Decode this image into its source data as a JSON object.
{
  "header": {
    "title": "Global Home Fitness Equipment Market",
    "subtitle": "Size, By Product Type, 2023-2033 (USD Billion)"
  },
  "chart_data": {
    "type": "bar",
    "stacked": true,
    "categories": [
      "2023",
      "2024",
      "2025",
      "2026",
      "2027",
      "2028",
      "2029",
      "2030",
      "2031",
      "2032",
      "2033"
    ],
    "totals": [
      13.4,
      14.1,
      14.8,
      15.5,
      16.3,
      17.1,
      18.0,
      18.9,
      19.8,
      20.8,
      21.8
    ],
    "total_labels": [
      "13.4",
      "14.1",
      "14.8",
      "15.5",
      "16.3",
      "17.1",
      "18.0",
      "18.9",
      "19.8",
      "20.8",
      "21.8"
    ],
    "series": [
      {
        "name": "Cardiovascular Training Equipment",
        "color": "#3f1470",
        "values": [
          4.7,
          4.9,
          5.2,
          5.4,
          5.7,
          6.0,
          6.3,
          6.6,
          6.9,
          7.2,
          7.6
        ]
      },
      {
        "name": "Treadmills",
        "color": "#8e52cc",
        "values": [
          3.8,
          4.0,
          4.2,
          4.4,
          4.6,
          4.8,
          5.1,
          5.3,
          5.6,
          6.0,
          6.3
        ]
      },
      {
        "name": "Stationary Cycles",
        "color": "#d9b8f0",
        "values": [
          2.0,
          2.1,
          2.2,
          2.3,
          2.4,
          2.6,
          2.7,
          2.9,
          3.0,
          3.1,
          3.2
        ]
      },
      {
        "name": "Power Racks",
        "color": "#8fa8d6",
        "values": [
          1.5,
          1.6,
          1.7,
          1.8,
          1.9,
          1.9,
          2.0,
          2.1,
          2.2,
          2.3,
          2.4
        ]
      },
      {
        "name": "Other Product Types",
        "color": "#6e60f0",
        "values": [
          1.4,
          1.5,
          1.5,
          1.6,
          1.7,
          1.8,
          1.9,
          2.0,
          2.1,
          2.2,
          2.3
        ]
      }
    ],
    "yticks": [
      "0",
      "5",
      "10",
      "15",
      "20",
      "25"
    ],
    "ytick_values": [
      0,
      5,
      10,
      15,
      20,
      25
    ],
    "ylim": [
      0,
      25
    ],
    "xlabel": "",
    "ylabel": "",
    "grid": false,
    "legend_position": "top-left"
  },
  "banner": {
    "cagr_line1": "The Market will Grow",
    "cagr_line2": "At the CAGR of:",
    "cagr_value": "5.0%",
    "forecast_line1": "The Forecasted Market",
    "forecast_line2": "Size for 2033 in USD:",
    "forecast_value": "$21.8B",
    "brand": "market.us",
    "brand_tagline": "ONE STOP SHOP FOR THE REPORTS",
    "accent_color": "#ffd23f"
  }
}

**What you have to do:**
Return the entries above exactly as they appear.

**Response to the task:**
Decode this image into its source data as a JSON object.
{
  "header": {
    "title": "Global Home Fitness Equipment Market",
    "subtitle": "Size, By Product Type, 2023-2033 (USD Billion)"
  },
  "chart_data": {
    "type": "bar",
    "stacked": true,
    "categories": [
      "2023",
      "2024",
      "2025",
      "2026",
      "2027",
      "2028",
      "2029",
      "2030",
      "2031",
      "2032",
      "2033"
    ],
    "totals": [
      13.4,
      14.1,
      14.8,
      15.5,
      16.3,
      17.1,
      18.0,
      18.9,
      19.8,
      20.8,
      21.8
    ],
    "total_labels": [
      "13.4",
      "14.1",
      "14.8",
      "15.5",
      "16.3",
      "17.1",
      "18.0",
      "18.9",
      "19.8",
      "20.8",
      "21.8"
    ],
    "series": [
      {
        "name": "Cardiovascular Training Equipment",
        "color": "#3f1470",
        "values": [
          4.7,
          4.9,
          5.2,
          5.4,
          5.7,
          6.0,
          6.3,
          6.6,
          6.9,
          7.2,
          7.6
        ]
      },
      {
        "name": "Treadmills",
        "color": "#8e52cc",
        "values": [
          3.8,
          4.0,
          4.2,
          4.4,
          4.6,
          4.8,
          5.1,
          5.3,
          5.6,
          6.0,
          6.3
        ]
      },
      {
        "name": "Stationary Cycles",
        "color": "#d9b8f0",
        "values": [
          2.0,
          2.1,
          2.2,
          2.3,
          2.4,
          2.6,
          2.7,
          2.9,
          3.0,
          3.1,
          3.2
        ]
      },
      {
        "name": "Power Racks",
        "color": "#8fa8d6",
        "values": [
          1.5,
          1.6,
          1.7,
          1.8,
          1.9,
          1.9,
          2.0,
          2.1,
          2.2,
          2.3,
          2.4
        ]
      },
      {
        "name": "Other Product Types",
        "color": "#6e60f0",
        "values": [
          1.4,
          1.5,
          1.5,
          1.6,
          1.7,
          1.8,
          1.9,
          2.0,
          2.1,
          2.2,
          2.3
        ]
      }
    ],
    "yticks": [
      "0",
      "5",
      "10",
      "15",
      "20",
      "25"
    ],
    "ytick_values": [
      0,
      5,
      10,
      15,
      20,
      25
    ],
    "ylim": [
      0,
      25
    ],
    "xlabel": "",
    "ylabel": "",
    "grid": false,
    "legend_position": "top-left"
  },
  "banner": {
    "cagr_line1": "The Market will Grow",
    "cagr_line2": "At the CAGR of:",
    "cagr_value": "5.0%",
    "forecast_line1": "The Forecasted Market",
    "forecast_line2": "Size for 2033 in USD:",
    "forecast_value": "$21.8B",
    "brand": "market.us",
    "brand_tagline": "ONE STOP SHOP FOR THE REPORTS",
    "accent_color": "#ffd23f"
  }
}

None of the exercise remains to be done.